[Records from a collection of figures]
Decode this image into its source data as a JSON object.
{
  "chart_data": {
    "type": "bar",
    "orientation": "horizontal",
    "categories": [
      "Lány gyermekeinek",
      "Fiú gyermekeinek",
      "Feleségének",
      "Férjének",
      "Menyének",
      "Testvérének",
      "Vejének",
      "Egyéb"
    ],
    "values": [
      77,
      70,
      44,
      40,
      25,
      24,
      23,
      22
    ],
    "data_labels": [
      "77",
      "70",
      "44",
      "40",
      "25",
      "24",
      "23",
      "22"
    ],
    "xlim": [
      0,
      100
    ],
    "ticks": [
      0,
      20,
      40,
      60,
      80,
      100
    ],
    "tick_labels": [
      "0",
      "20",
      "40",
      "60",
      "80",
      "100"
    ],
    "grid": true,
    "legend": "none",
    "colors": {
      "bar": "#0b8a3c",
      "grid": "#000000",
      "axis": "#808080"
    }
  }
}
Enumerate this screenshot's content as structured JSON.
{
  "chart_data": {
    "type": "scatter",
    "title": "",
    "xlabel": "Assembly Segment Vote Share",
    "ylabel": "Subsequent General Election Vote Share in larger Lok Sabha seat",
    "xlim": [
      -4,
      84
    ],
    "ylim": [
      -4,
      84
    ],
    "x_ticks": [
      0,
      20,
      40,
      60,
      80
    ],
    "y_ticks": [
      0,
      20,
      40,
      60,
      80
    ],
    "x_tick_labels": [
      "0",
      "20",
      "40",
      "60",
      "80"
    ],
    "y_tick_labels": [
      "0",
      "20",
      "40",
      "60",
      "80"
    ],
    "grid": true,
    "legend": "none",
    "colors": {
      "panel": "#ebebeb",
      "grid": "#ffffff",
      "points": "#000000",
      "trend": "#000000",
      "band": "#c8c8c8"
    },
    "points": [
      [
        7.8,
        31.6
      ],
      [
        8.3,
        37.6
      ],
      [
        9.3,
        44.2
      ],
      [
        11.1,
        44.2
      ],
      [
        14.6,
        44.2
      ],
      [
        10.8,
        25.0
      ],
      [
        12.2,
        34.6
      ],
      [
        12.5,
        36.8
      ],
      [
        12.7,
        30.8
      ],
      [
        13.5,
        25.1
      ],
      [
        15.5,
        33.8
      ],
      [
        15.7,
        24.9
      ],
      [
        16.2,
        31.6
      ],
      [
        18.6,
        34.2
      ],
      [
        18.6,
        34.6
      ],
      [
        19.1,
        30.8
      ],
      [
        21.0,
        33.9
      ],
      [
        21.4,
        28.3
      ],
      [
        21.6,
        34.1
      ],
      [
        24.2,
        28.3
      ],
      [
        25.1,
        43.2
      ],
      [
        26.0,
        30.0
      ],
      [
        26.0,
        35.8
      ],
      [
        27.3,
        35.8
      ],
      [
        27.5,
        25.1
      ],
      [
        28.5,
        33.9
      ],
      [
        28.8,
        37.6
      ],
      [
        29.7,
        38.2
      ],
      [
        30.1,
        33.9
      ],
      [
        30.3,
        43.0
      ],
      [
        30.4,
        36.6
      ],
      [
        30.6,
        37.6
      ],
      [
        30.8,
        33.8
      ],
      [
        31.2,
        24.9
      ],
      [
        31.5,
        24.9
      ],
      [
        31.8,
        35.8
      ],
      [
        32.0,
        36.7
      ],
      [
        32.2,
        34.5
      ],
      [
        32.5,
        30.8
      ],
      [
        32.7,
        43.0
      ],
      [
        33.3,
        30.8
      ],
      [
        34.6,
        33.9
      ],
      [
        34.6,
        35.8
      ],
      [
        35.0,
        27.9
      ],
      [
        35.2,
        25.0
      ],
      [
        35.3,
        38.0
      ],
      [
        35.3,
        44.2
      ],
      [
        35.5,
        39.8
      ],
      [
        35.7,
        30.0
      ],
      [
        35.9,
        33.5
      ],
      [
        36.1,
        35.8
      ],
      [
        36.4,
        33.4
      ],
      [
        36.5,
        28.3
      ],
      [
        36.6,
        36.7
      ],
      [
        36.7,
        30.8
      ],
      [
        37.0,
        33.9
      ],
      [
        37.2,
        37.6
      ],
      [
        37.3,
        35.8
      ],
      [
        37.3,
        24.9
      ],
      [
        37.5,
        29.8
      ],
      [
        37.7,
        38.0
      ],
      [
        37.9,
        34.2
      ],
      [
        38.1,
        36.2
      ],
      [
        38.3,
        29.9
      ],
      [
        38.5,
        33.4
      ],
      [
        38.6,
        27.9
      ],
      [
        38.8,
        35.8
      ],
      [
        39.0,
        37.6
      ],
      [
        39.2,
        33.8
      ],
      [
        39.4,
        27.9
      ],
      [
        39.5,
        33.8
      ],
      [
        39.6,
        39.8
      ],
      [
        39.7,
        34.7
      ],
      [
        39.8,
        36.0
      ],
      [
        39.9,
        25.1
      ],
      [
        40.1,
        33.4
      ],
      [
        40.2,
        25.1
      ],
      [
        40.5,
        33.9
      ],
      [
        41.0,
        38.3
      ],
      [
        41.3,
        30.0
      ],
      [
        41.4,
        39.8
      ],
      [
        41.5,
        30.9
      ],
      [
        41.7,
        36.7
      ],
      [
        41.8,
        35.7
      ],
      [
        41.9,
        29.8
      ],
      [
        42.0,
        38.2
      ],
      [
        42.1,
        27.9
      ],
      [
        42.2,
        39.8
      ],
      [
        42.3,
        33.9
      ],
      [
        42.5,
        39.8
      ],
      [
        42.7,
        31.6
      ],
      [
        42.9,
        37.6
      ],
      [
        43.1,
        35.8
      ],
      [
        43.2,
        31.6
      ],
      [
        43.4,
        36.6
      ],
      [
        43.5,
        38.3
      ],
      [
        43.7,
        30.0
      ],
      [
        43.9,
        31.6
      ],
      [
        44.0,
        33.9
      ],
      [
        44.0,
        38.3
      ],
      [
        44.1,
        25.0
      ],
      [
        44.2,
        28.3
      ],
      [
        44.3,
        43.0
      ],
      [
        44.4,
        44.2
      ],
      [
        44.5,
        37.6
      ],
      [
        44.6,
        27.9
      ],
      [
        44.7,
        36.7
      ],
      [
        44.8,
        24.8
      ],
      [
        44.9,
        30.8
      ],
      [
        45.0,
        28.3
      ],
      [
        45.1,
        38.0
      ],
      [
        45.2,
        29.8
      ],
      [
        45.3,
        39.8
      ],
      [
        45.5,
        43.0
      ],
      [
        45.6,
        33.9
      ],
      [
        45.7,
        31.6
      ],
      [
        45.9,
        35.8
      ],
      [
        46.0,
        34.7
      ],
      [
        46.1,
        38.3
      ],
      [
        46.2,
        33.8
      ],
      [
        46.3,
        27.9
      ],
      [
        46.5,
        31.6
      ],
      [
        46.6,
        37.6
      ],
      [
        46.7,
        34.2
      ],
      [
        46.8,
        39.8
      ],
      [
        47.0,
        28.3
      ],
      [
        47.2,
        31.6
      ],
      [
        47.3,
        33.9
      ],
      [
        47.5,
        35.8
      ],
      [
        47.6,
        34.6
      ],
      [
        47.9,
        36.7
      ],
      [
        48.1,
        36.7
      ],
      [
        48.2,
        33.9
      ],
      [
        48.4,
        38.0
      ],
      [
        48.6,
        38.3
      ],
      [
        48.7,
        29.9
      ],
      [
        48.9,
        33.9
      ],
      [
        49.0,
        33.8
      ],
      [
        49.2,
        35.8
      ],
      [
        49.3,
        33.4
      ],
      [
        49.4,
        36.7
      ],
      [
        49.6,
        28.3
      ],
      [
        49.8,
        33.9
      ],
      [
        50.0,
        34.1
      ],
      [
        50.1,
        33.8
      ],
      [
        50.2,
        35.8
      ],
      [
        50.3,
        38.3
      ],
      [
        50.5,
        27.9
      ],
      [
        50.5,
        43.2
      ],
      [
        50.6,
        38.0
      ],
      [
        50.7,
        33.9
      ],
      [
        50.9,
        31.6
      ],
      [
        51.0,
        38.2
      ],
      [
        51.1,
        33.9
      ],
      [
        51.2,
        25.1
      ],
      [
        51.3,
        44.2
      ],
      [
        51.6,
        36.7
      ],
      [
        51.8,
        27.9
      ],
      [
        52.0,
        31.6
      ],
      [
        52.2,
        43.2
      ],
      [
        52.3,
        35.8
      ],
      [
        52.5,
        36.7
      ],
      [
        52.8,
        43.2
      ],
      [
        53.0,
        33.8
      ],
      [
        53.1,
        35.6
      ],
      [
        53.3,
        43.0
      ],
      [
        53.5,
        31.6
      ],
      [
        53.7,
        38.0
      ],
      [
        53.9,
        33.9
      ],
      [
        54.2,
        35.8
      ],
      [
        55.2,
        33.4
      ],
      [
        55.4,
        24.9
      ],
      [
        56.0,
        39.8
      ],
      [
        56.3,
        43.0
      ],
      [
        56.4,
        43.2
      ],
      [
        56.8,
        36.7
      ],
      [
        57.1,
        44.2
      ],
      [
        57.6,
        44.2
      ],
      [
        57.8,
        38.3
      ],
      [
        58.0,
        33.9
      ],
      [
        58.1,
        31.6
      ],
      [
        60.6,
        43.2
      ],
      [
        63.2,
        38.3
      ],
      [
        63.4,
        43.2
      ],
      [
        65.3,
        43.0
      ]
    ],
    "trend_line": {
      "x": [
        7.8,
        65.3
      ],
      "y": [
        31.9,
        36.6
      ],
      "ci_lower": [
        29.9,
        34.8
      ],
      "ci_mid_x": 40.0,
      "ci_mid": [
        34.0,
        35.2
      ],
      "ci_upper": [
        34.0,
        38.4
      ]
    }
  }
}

Written problem> The required output is the number of lines containing the word "this", and nothing besides.

Written reply> 2